Exercise prompt
In the entries below, count every line containing "more". Reply with the number alone.
_____
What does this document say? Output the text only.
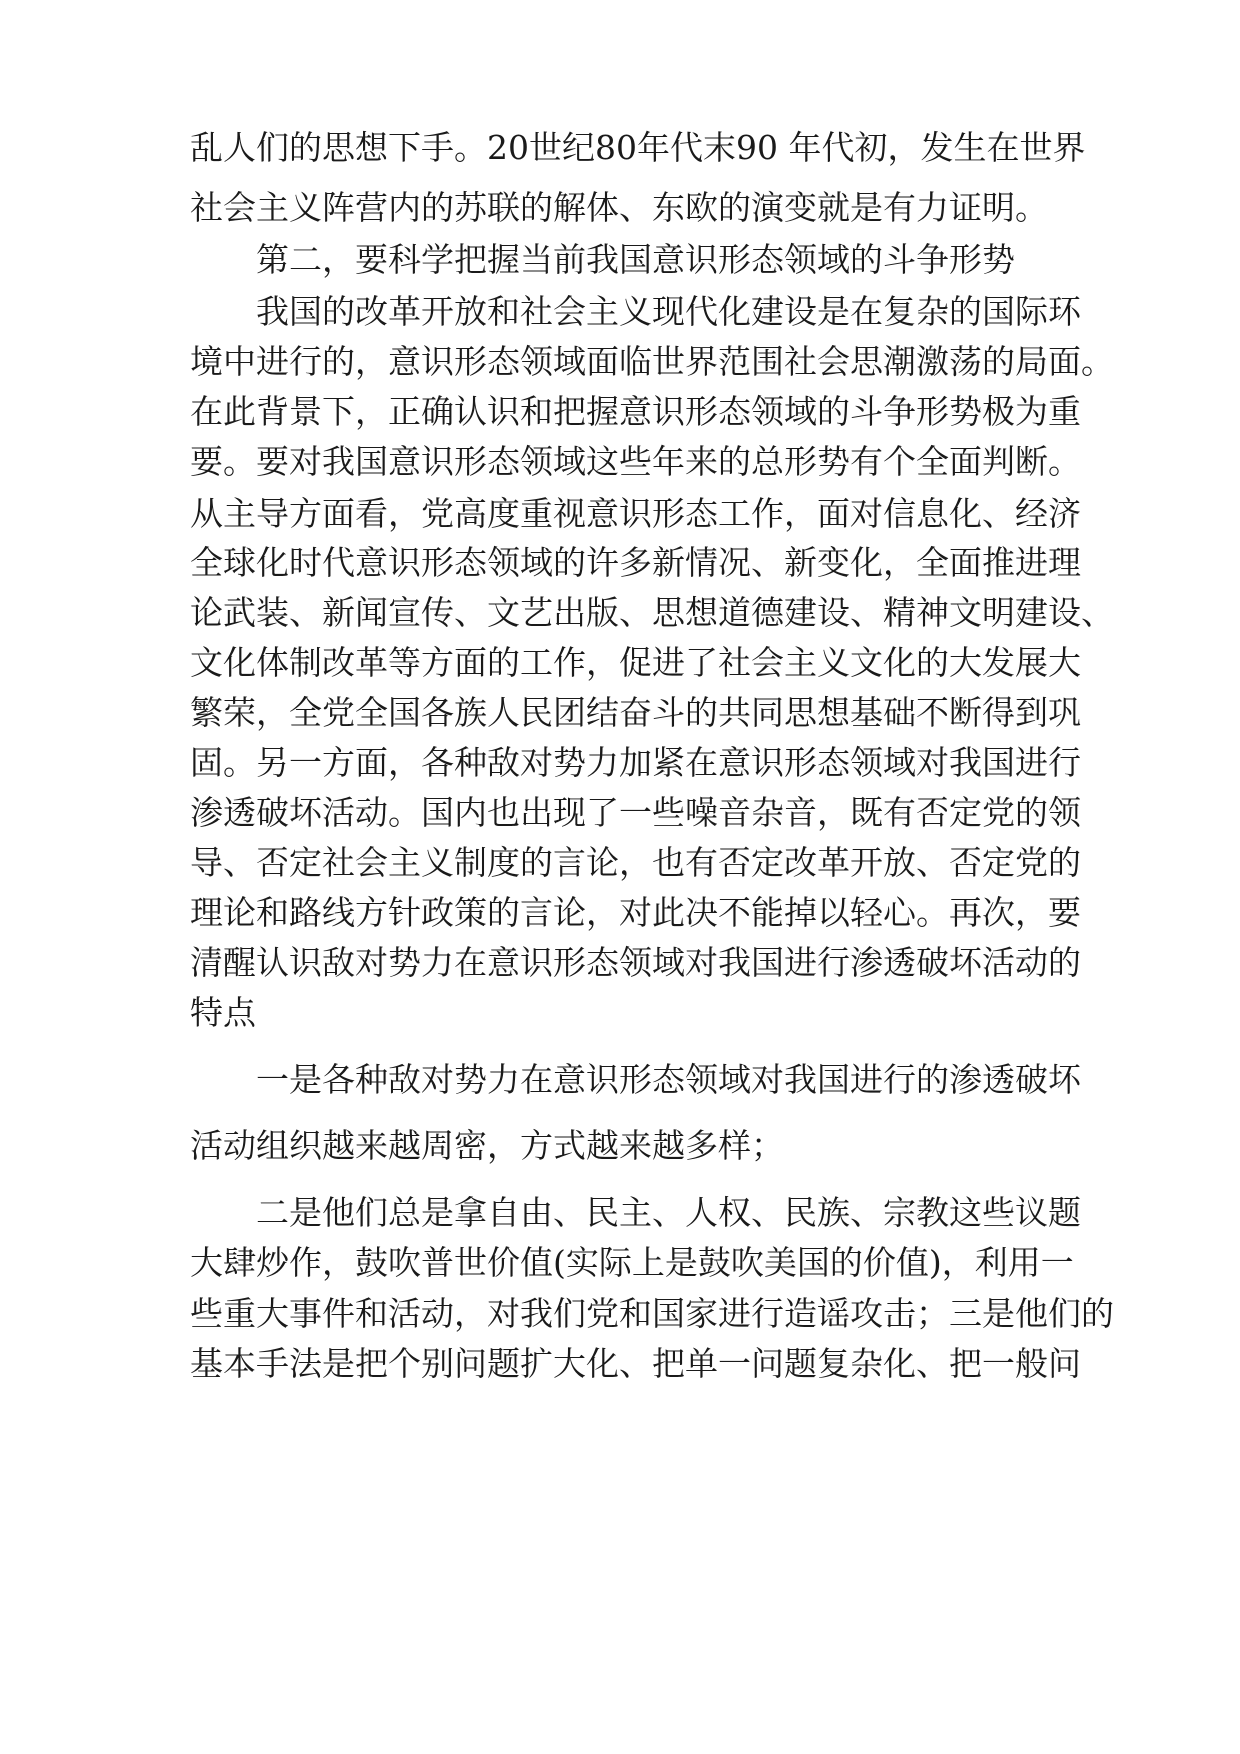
乱人们的思想下手。20世纪80年代末90 年代初，发生在世界
社会主义阵营内的苏联的解体、东欧的演变就是有力证明。
第二，要科学把握当前我国意识形态领域的斗争形势
我国的改革开放和社会主义现代化建设是在复杂的国际环
境中进行的，意识形态领域面临世界范围社会思潮激荡的局面。
在此背景下，正确认识和把握意识形态领域的斗争形势极为重
要。要对我国意识形态领域这些年来的总形势有个全面判断。
从主导方面看，党高度重视意识形态工作，面对信息化、经济
全球化时代意识形态领域的许多新情况、新变化，全面推进理
论武装、新闻宣传、文艺出版、思想道德建设、精神文明建设、
文化体制改革等方面的工作，促进了社会主义文化的大发展大
繁荣，全党全国各族人民团结奋斗的共同思想基础不断得到巩
固。另一方面，各种敌对势力加紧在意识形态领域对我国进行
渗透破坏活动。国内也出现了一些噪音杂音，既有否定党的领
导、否定社会主义制度的言论，也有否定改革开放、否定党的
理论和路线方针政策的言论，对此决不能掉以轻心。再次，要
清醒认识敌对势力在意识形态领域对我国进行渗透破坏活动的
特点
一是各种敌对势力在意识形态领域对我国进行的渗透破坏
活动组织越来越周密，方式越来越多样；
二是他们总是拿自由、民主、人权、民族、宗教这些议题
大肆炒作，鼓吹普世价值(实际上是鼓吹美国的价值)，利用一
些重大事件和活动，对我们党和国家进行造谣攻击；三是他们的
基本手法是把个别问题扩大化、把单一问题复杂化、把一般问
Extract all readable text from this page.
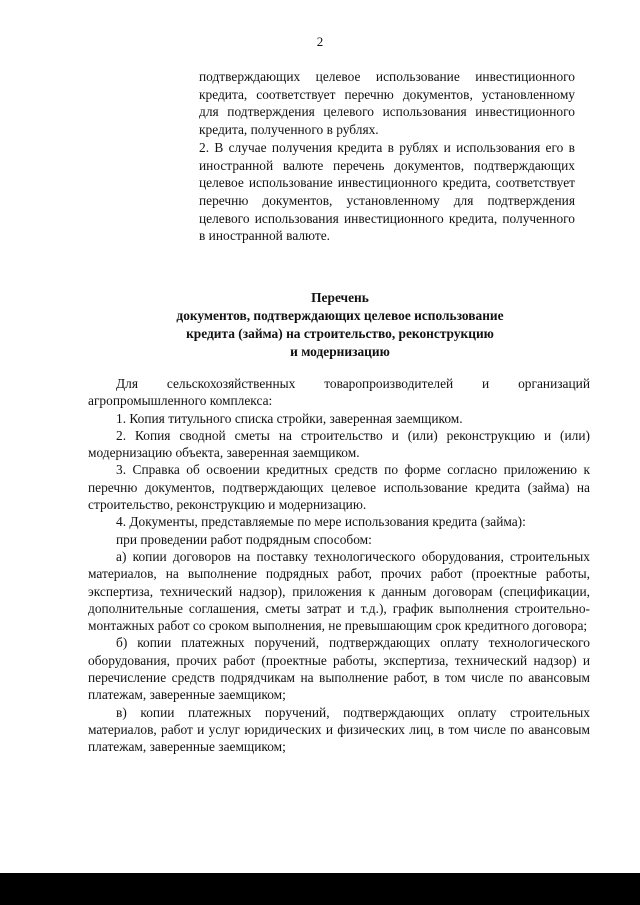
2

подтверждающих целевое использование инвестиционного кредита, соответствует перечню документов, установленному для подтверждения целевого использования инвестиционного кредита, полученного в рублях.

2. В случае получения кредита в рублях и использования его в иностранной валюте перечень документов, подтверждающих целевое использование инвестиционного кредита, соответствует перечню документов, установленному для подтверждения целевого использования инвестиционного кредита, полученного в иностранной валюте.

Перечень
документов, подтверждающих целевое использование
кредита (займа) на строительство, реконструкцию
и модернизацию

Для сельскохозяйственных товаропроизводителей и организаций агропромышленного комплекса:

1. Копия титульного списка стройки, заверенная заемщиком.

2. Копия сводной сметы на строительство и (или) реконструкцию и (или) модернизацию объекта, заверенная заемщиком.

3. Справка об освоении кредитных средств по форме согласно приложению к перечню документов, подтверждающих целевое использование кредита (займа) на строительство, реконструкцию и модернизацию.

4. Документы, представляемые по мере использования кредита (займа):

при проведении работ подрядным способом:

а) копии договоров на поставку технологического оборудования, строительных материалов, на выполнение подрядных работ, прочих работ (проектные работы, экспертиза, технический надзор), приложения к данным договорам (спецификации, дополнительные соглашения, сметы затрат и т.д.), график выполнения строительно-монтажных работ со сроком выполнения, не превышающим срок кредитного договора;

б) копии платежных поручений, подтверждающих оплату технологического оборудования, прочих работ (проектные работы, экспертиза, технический надзор) и перечисление средств подрядчикам на выполнение работ, в том числе по авансовым платежам, заверенные заемщиком;

в) копии платежных поручений, подтверждающих оплату строительных материалов, работ и услуг юридических и физических лиц, в том числе по авансовым платежам, заверенные заемщиком;
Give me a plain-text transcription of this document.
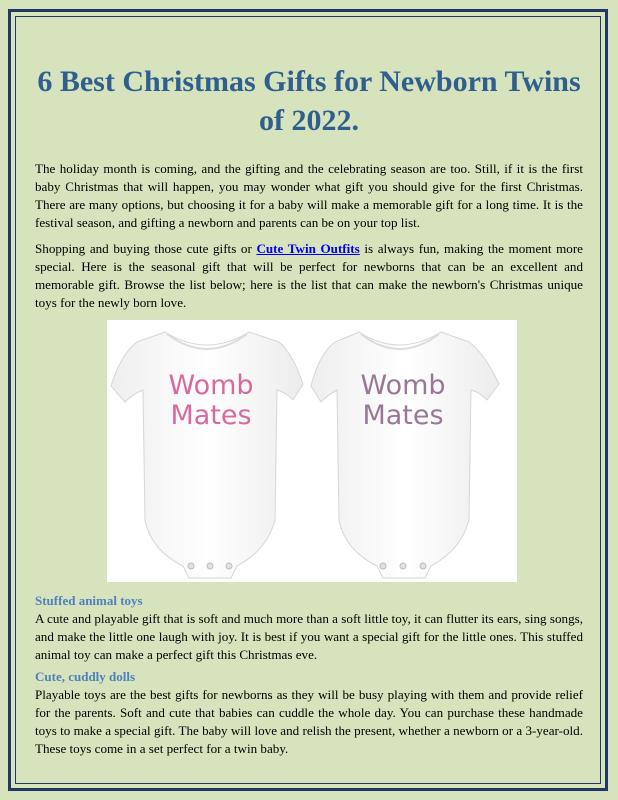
6 Best Christmas Gifts for Newborn Twins of 2022.

The holiday month is coming, and the gifting and the celebrating season are too. Still, if it is the first baby Christmas that will happen, you may wonder what gift you should give for the first Christmas. There are many options, but choosing it for a baby will make a memorable gift for a long time. It is the festival season, and gifting a newborn and parents can be on your top list.

Shopping and buying those cute gifts or Cute Twin Outfits is always fun, making the moment more special. Here is the seasonal gift that will be perfect for newborns that can be an excellent and memorable gift. Browse the list below; here is the list that can make the newborn's Christmas unique toys for the newly born love.

Womb
Mates
Womb
Mates
Stuffed animal toys

A cute and playable gift that is soft and much more than a soft little toy, it can flutter its ears, sing songs, and make the little one laugh with joy. It is best if you want a special gift for the little ones. This stuffed animal toy can make a perfect gift this Christmas eve.

Cute, cuddly dolls

Playable toys are the best gifts for newborns as they will be busy playing with them and provide relief for the parents. Soft and cute that babies can cuddle the whole day. You can purchase these handmade toys to make a special gift. The baby will love and relish the present, whether a newborn or a 3-year-old. These toys come in a set perfect for a twin baby.
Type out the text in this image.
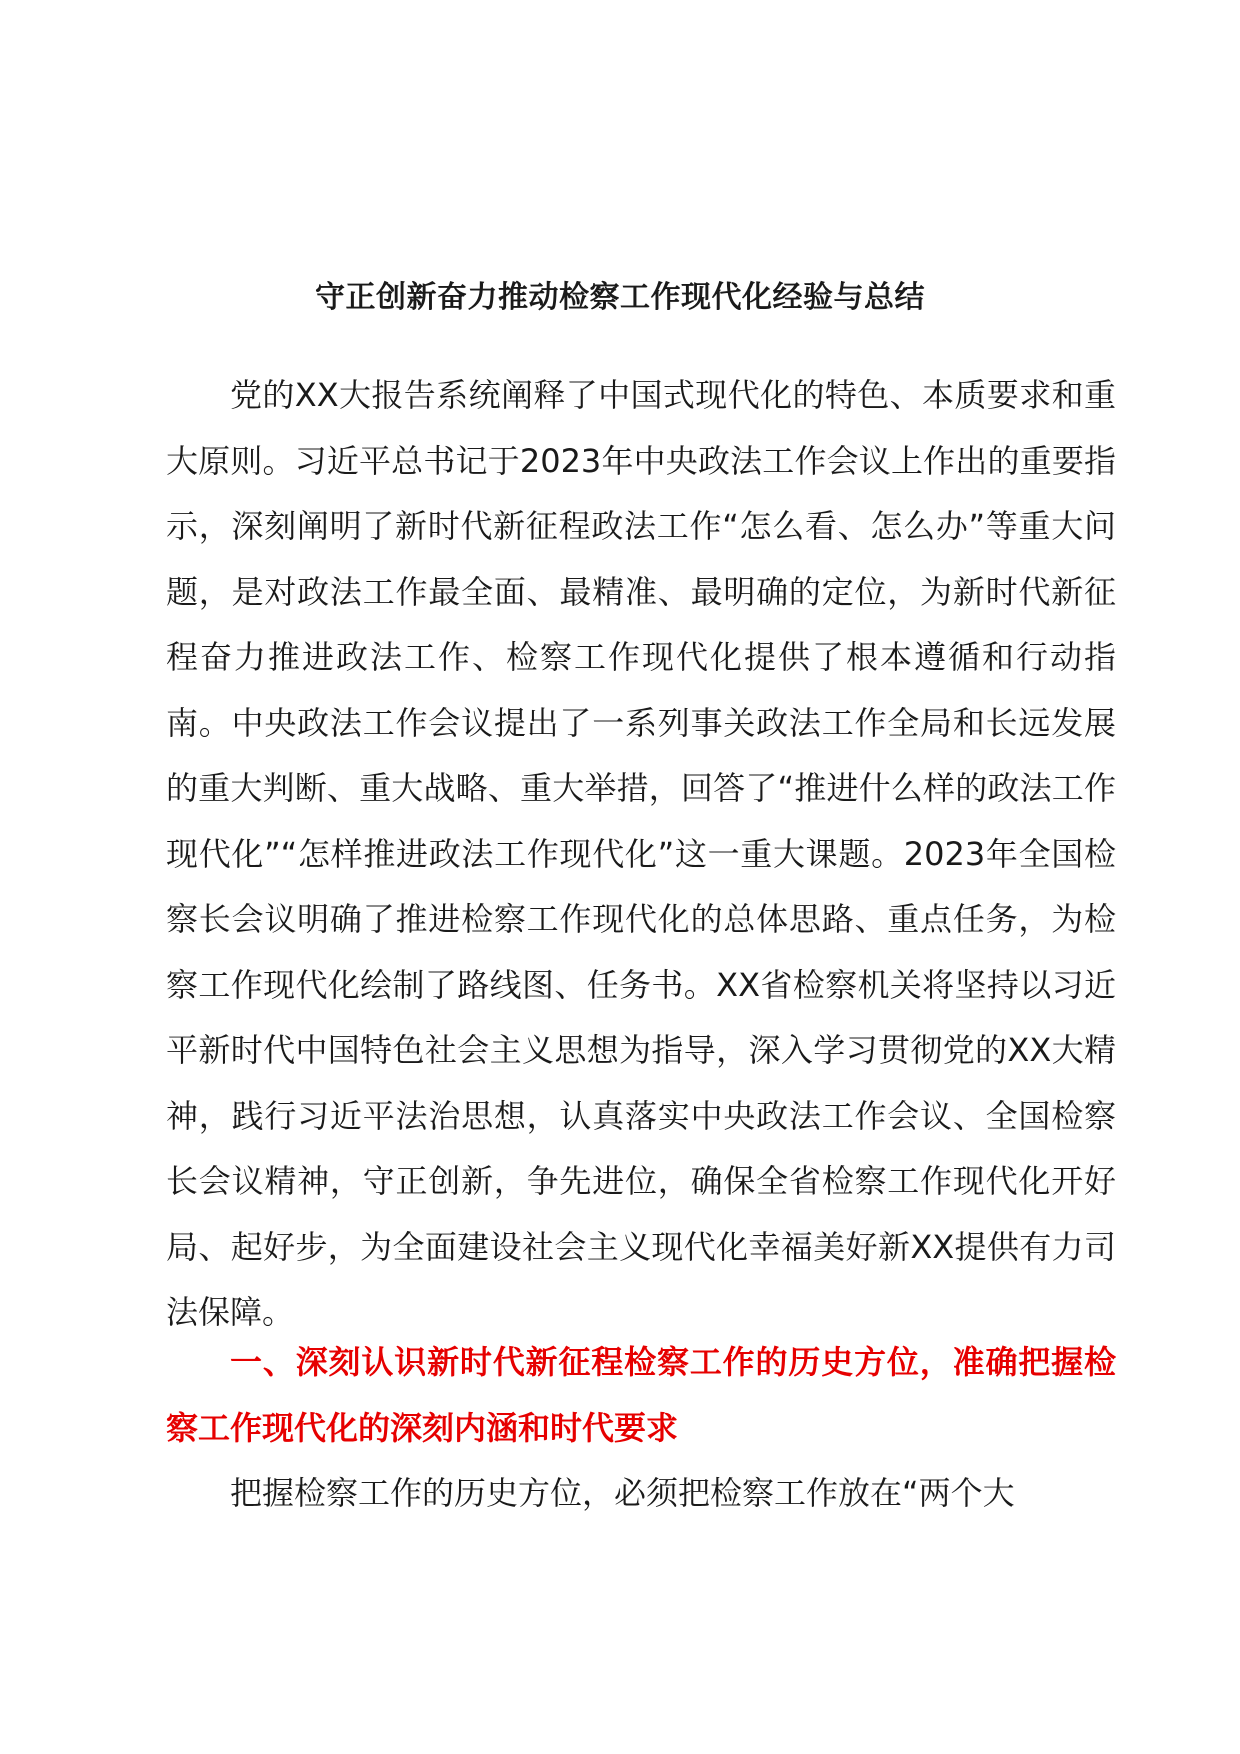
守正创新奋力推动检察工作现代化经验与总结

党的XX大报告系统阐释了中国式现代化的特色、本质要求和重大原则。习近平总书记于2023年中央政法工作会议上作出的重要指示，深刻阐明了新时代新征程政法工作“怎么看、怎么办”等重大问题，是对政法工作最全面、最精准、最明确的定位，为新时代新征程奋力推进政法工作、检察工作现代化提供了根本遵循和行动指南。中央政法工作会议提出了一系列事关政法工作全局和长远发展的重大判断、重大战略、重大举措，回答了“推进什么样的政法工作现代化”“怎样推进政法工作现代化”这一重大课题。2023年全国检察长会议明确了推进检察工作现代化的总体思路、重点任务，为检察工作现代化绘制了路线图、任务书。XX省检察机关将坚持以习近平新时代中国特色社会主义思想为指导，深入学习贯彻党的XX大精神，践行习近平法治思想，认真落实中央政法工作会议、全国检察长会议精神，守正创新，争先进位，确保全省检察工作现代化开好局、起好步，为全面建设社会主义现代化幸福美好新XX提供有力司法保障。

一、深刻认识新时代新征程检察工作的历史方位，准确把握检察工作现代化的深刻内涵和时代要求

把握检察工作的历史方位，必须把检察工作放在“两个大
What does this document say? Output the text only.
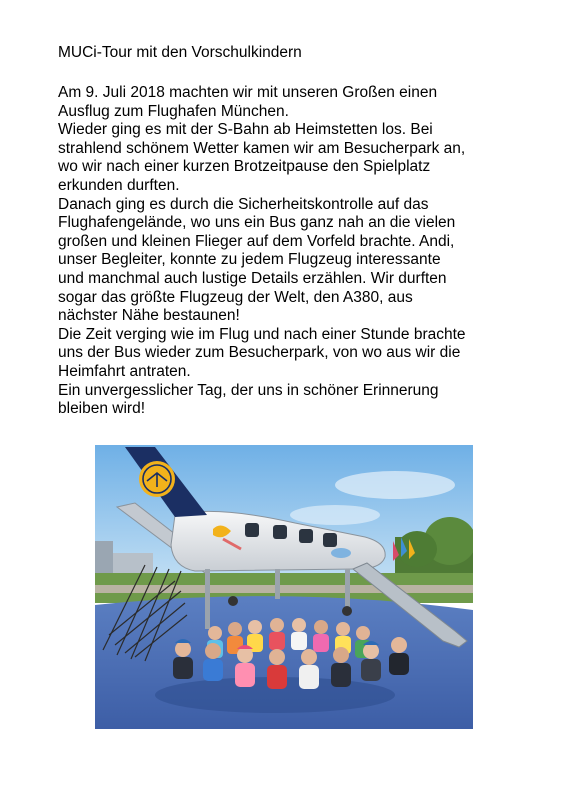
MUCi-Tour mit den Vorschulkindern
Am 9. Juli 2018 machten wir mit unseren Großen einen
Ausflug zum Flughafen München.
Wieder ging es mit der S-Bahn ab Heimstetten los. Bei
strahlend schönem Wetter kamen wir am Besucherpark an,
wo wir nach einer kurzen Brotzeitpause den Spielplatz
erkunden durften.
Danach ging es durch die Sicherheitskontrolle auf das
Flughafengelände, wo uns ein Bus ganz nah an die vielen
großen und kleinen Flieger auf dem Vorfeld brachte. Andi,
unser Begleiter, konnte zu jedem Flugzeug interessante
und manchmal auch lustige Details erzählen. Wir durften
sogar das größte Flugzeug der Welt, den A380, aus
nächster Nähe bestaunen!
Die Zeit verging wie im Flug und nach einer Stunde brachte
uns der Bus wieder zum Besucherpark, von wo aus wir die
Heimfahrt antraten.
Ein unvergesslicher Tag, der uns in schöner Erinnerung
bleiben wird!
_____
Correct answer
2